#### Given entries
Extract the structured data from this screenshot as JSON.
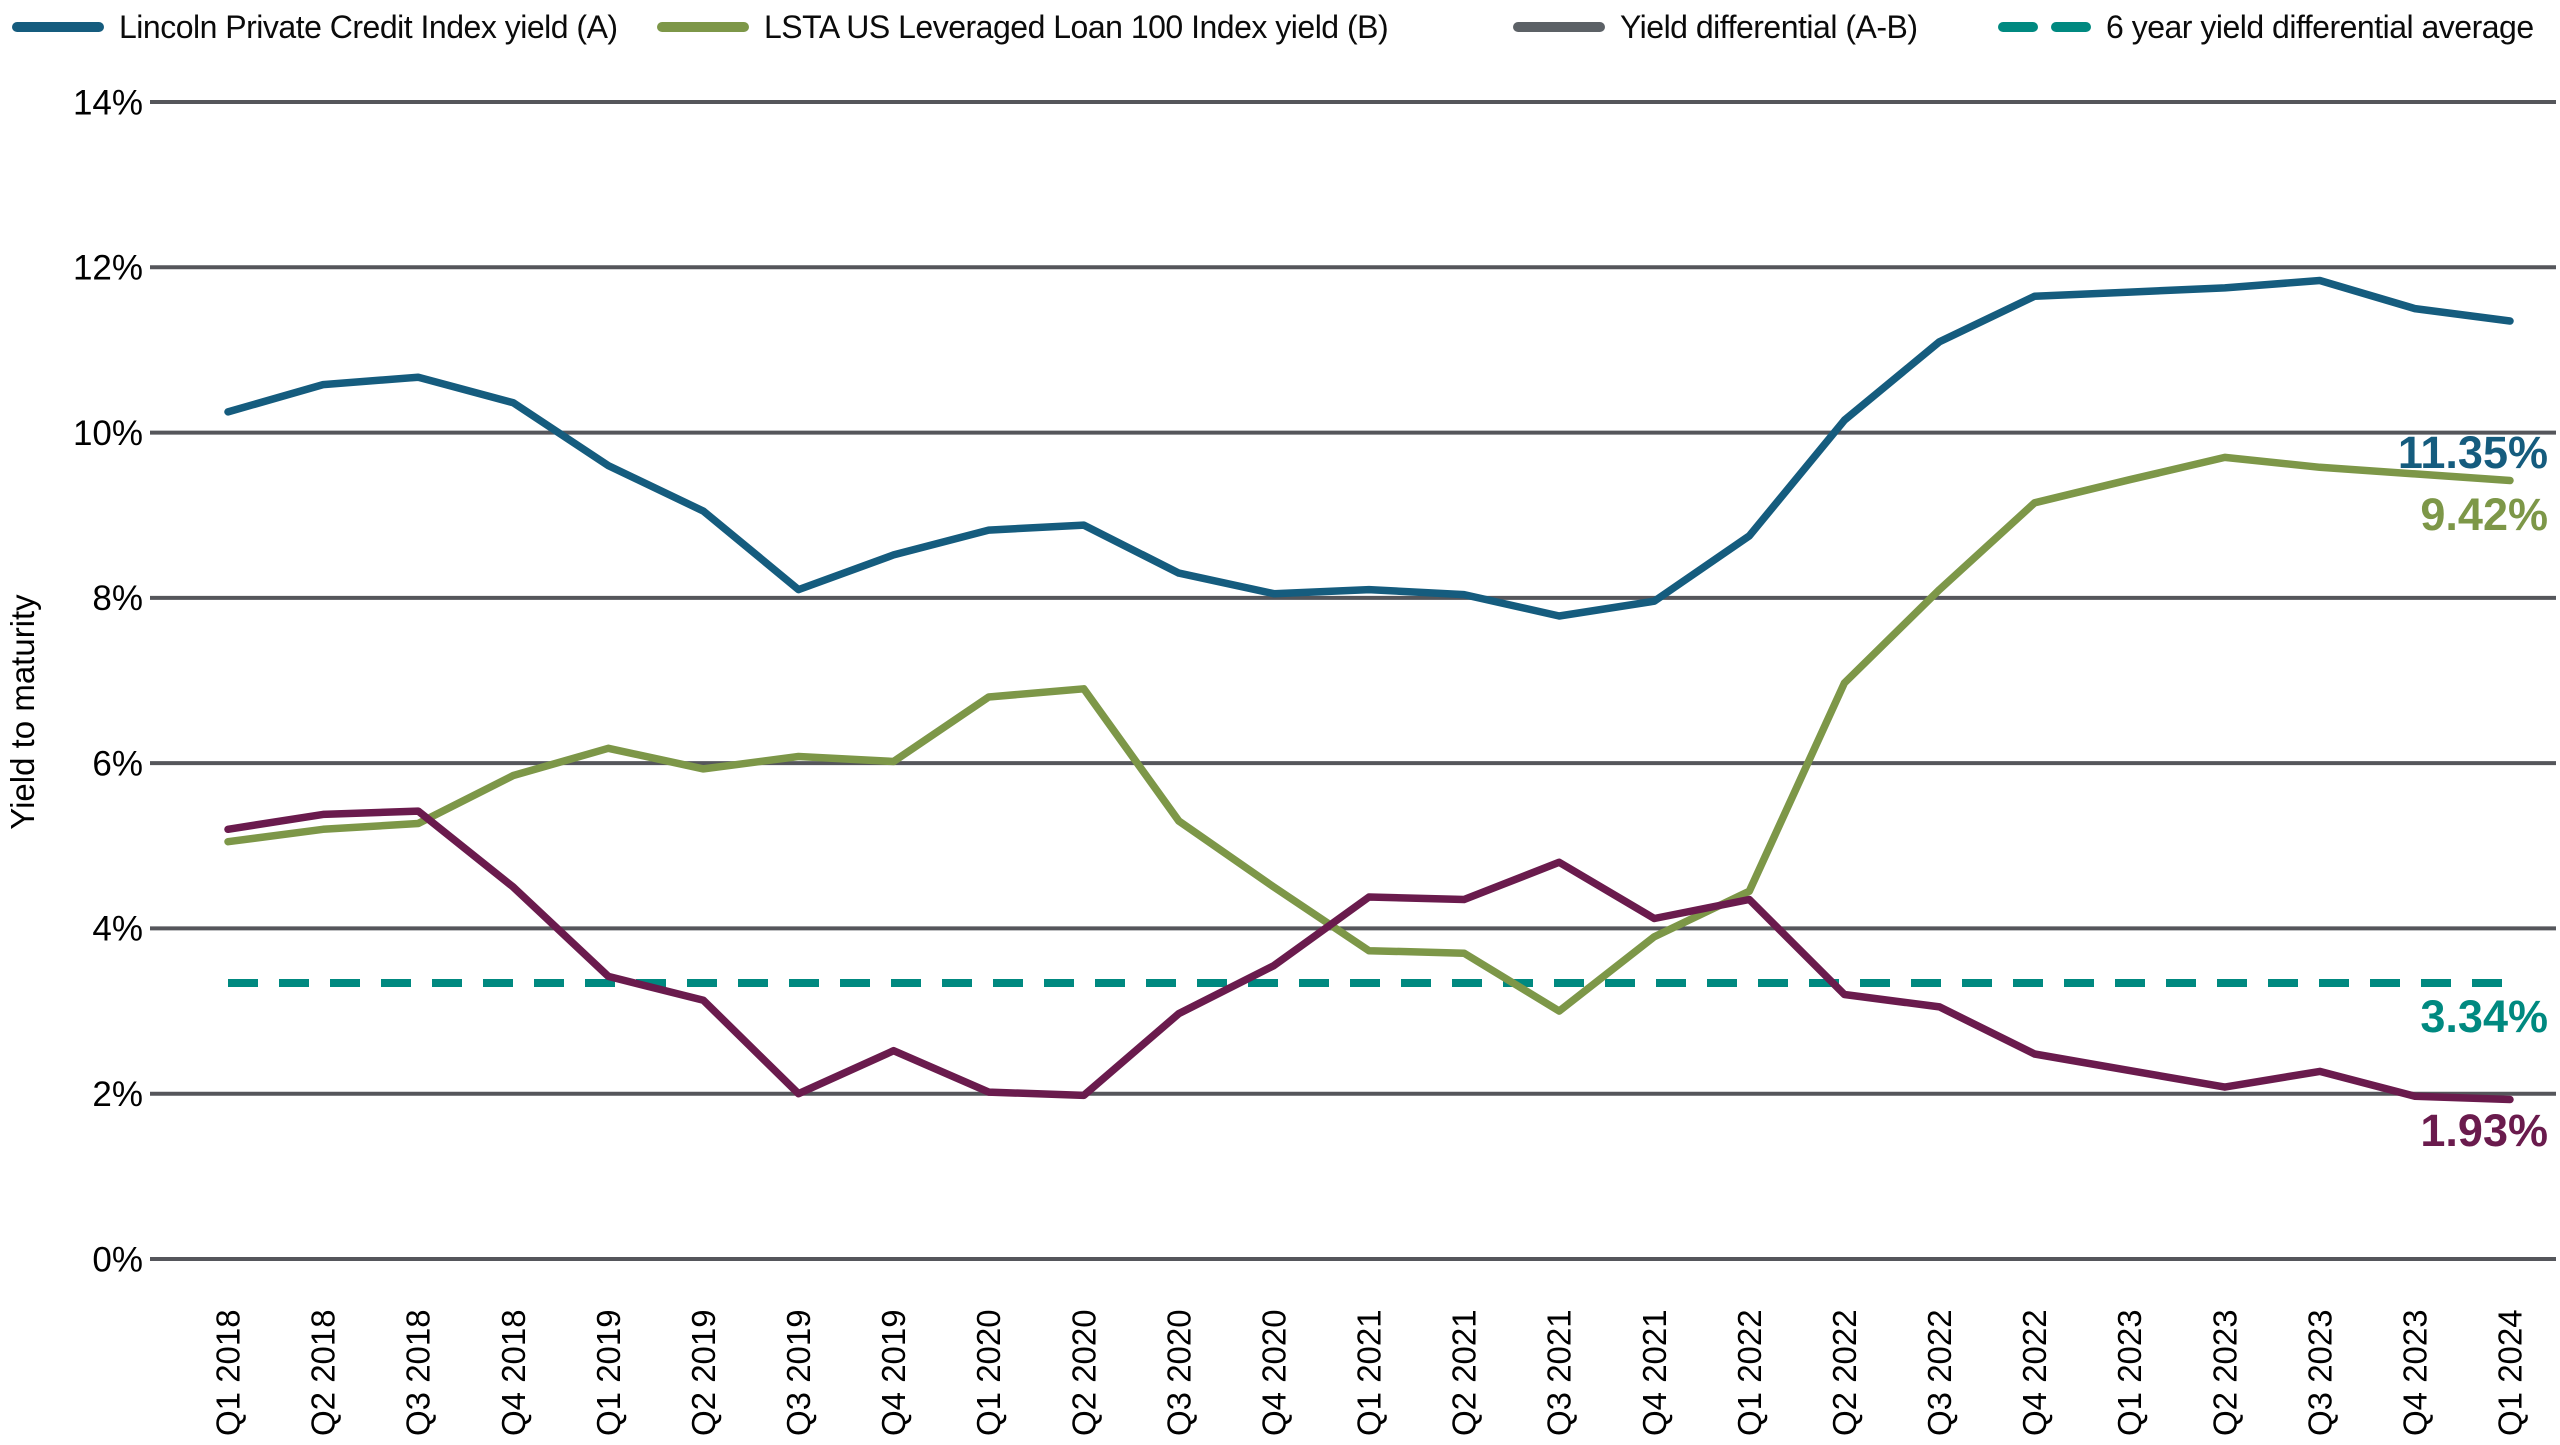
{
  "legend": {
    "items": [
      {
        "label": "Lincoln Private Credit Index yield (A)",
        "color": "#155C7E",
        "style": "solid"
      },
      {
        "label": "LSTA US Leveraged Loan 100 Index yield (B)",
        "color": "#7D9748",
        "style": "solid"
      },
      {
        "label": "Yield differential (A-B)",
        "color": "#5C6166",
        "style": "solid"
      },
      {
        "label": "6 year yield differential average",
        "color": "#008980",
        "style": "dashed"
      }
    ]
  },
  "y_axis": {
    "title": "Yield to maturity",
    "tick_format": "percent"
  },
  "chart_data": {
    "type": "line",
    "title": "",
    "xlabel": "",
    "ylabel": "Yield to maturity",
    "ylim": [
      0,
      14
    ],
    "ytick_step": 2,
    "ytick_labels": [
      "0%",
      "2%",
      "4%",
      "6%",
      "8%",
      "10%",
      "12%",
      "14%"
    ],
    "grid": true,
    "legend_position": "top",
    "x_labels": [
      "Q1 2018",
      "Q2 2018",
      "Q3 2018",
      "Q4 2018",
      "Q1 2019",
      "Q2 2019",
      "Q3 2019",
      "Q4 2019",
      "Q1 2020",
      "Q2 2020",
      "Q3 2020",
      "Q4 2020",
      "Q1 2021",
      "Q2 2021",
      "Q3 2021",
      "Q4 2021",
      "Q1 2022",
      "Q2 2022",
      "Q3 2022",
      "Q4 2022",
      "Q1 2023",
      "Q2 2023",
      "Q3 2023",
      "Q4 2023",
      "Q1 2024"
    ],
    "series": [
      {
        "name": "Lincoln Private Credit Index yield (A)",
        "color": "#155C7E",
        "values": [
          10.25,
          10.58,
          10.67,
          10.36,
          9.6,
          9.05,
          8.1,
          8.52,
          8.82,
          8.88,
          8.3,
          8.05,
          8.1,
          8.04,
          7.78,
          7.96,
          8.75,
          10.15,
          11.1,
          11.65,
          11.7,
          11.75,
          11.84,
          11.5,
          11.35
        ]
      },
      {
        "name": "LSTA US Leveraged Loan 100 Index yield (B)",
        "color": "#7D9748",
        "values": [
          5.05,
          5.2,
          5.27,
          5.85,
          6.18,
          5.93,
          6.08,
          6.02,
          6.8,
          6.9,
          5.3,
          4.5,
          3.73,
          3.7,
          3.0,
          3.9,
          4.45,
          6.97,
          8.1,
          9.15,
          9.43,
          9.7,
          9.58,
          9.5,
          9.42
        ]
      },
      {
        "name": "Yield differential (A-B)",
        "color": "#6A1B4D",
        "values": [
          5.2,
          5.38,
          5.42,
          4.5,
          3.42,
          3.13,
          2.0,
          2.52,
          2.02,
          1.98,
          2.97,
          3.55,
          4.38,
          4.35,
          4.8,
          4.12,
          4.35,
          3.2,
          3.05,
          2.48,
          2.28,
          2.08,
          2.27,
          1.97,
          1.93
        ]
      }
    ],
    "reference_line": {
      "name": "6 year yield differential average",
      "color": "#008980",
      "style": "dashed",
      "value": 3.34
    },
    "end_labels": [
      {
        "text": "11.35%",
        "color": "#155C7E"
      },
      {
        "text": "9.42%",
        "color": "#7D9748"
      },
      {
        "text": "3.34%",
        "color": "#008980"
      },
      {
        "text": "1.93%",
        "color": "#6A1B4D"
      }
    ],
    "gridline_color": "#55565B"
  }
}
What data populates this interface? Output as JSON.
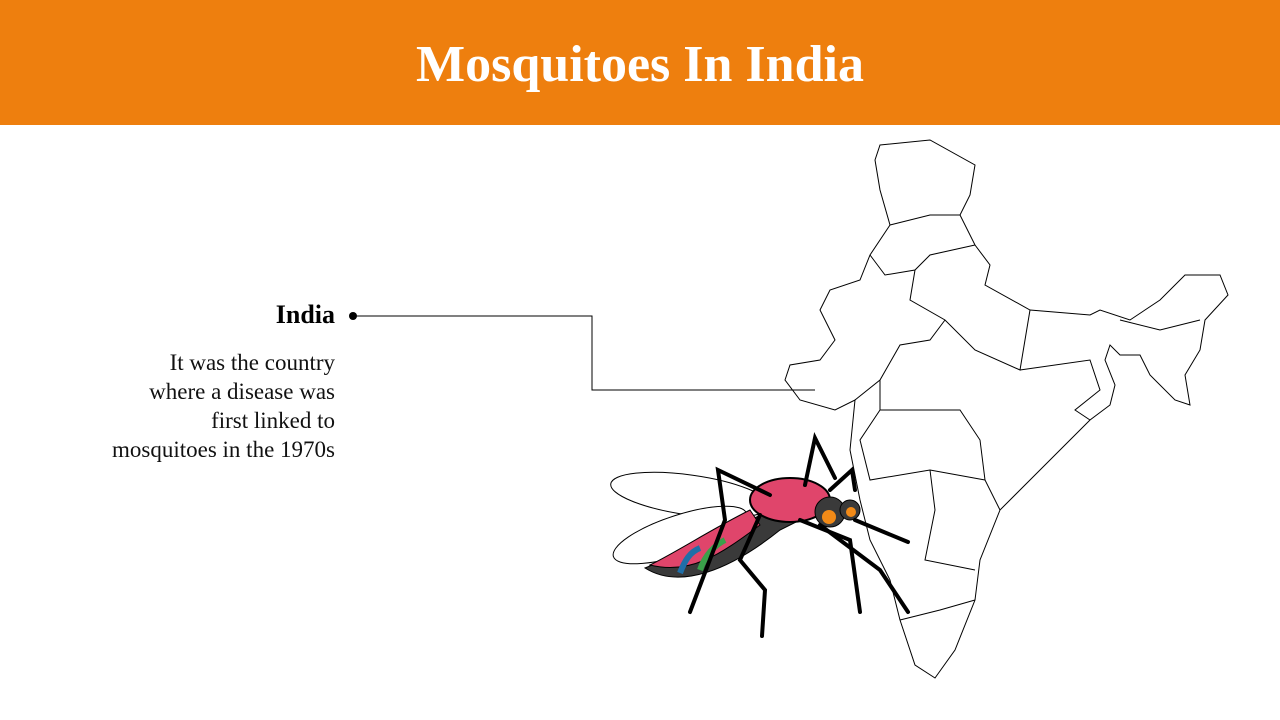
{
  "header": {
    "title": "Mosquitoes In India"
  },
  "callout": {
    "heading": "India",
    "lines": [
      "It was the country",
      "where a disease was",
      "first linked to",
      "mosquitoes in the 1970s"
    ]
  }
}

#### Exercise task
Write out all the records again, exactly, minus any pictures.

#### Response to the task
Extract the structured data from this screenshot as JSON.
{
  "legend": {
    "items": [
      {
        "label": "Lincoln Private Credit Index yield (A)",
        "color": "#155C7E",
        "style": "solid"
      },
      {
        "label": "LSTA US Leveraged Loan 100 Index yield (B)",
        "color": "#7D9748",
        "style": "solid"
      },
      {
        "label": "Yield differential (A-B)",
        "color": "#5C6166",
        "style": "solid"
      },
      {
        "label": "6 year yield differential average",
        "color": "#008980",
        "style": "dashed"
      }
    ]
  },
  "y_axis": {
    "title": "Yield to maturity",
    "tick_format": "percent"
  },
  "chart_data": {
    "type": "line",
    "title": "",
    "xlabel": "",
    "ylabel": "Yield to maturity",
    "ylim": [
      0,
      14
    ],
    "ytick_step": 2,
    "ytick_labels": [
      "0%",
      "2%",
      "4%",
      "6%",
      "8%",
      "10%",
      "12%",
      "14%"
    ],
    "grid": true,
    "legend_position": "top",
    "x_labels": [
      "Q1 2018",
      "Q2 2018",
      "Q3 2018",
      "Q4 2018",
      "Q1 2019",
      "Q2 2019",
      "Q3 2019",
      "Q4 2019",
      "Q1 2020",
      "Q2 2020",
      "Q3 2020",
      "Q4 2020",
      "Q1 2021",
      "Q2 2021",
      "Q3 2021",
      "Q4 2021",
      "Q1 2022",
      "Q2 2022",
      "Q3 2022",
      "Q4 2022",
      "Q1 2023",
      "Q2 2023",
      "Q3 2023",
      "Q4 2023",
      "Q1 2024"
    ],
    "series": [
      {
        "name": "Lincoln Private Credit Index yield (A)",
        "color": "#155C7E",
        "values": [
          10.25,
          10.58,
          10.67,
          10.36,
          9.6,
          9.05,
          8.1,
          8.52,
          8.82,
          8.88,
          8.3,
          8.05,
          8.1,
          8.04,
          7.78,
          7.96,
          8.75,
          10.15,
          11.1,
          11.65,
          11.7,
          11.75,
          11.84,
          11.5,
          11.35
        ]
      },
      {
        "name": "LSTA US Leveraged Loan 100 Index yield (B)",
        "color": "#7D9748",
        "values": [
          5.05,
          5.2,
          5.27,
          5.85,
          6.18,
          5.93,
          6.08,
          6.02,
          6.8,
          6.9,
          5.3,
          4.5,
          3.73,
          3.7,
          3.0,
          3.9,
          4.45,
          6.97,
          8.1,
          9.15,
          9.43,
          9.7,
          9.58,
          9.5,
          9.42
        ]
      },
      {
        "name": "Yield differential (A-B)",
        "color": "#6A1B4D",
        "values": [
          5.2,
          5.38,
          5.42,
          4.5,
          3.42,
          3.13,
          2.0,
          2.52,
          2.02,
          1.98,
          2.97,
          3.55,
          4.38,
          4.35,
          4.8,
          4.12,
          4.35,
          3.2,
          3.05,
          2.48,
          2.28,
          2.08,
          2.27,
          1.97,
          1.93
        ]
      }
    ],
    "reference_line": {
      "name": "6 year yield differential average",
      "color": "#008980",
      "style": "dashed",
      "value": 3.34
    },
    "end_labels": [
      {
        "text": "11.35%",
        "color": "#155C7E"
      },
      {
        "text": "9.42%",
        "color": "#7D9748"
      },
      {
        "text": "3.34%",
        "color": "#008980"
      },
      {
        "text": "1.93%",
        "color": "#6A1B4D"
      }
    ],
    "gridline_color": "#55565B"
  }
}
What data populates this interface? Output as JSON.
{
  "header": {
    "title": "Mosquitoes In India"
  },
  "callout": {
    "heading": "India",
    "lines": [
      "It was the country",
      "where a disease was",
      "first linked to",
      "mosquitoes in the 1970s"
    ]
  }
}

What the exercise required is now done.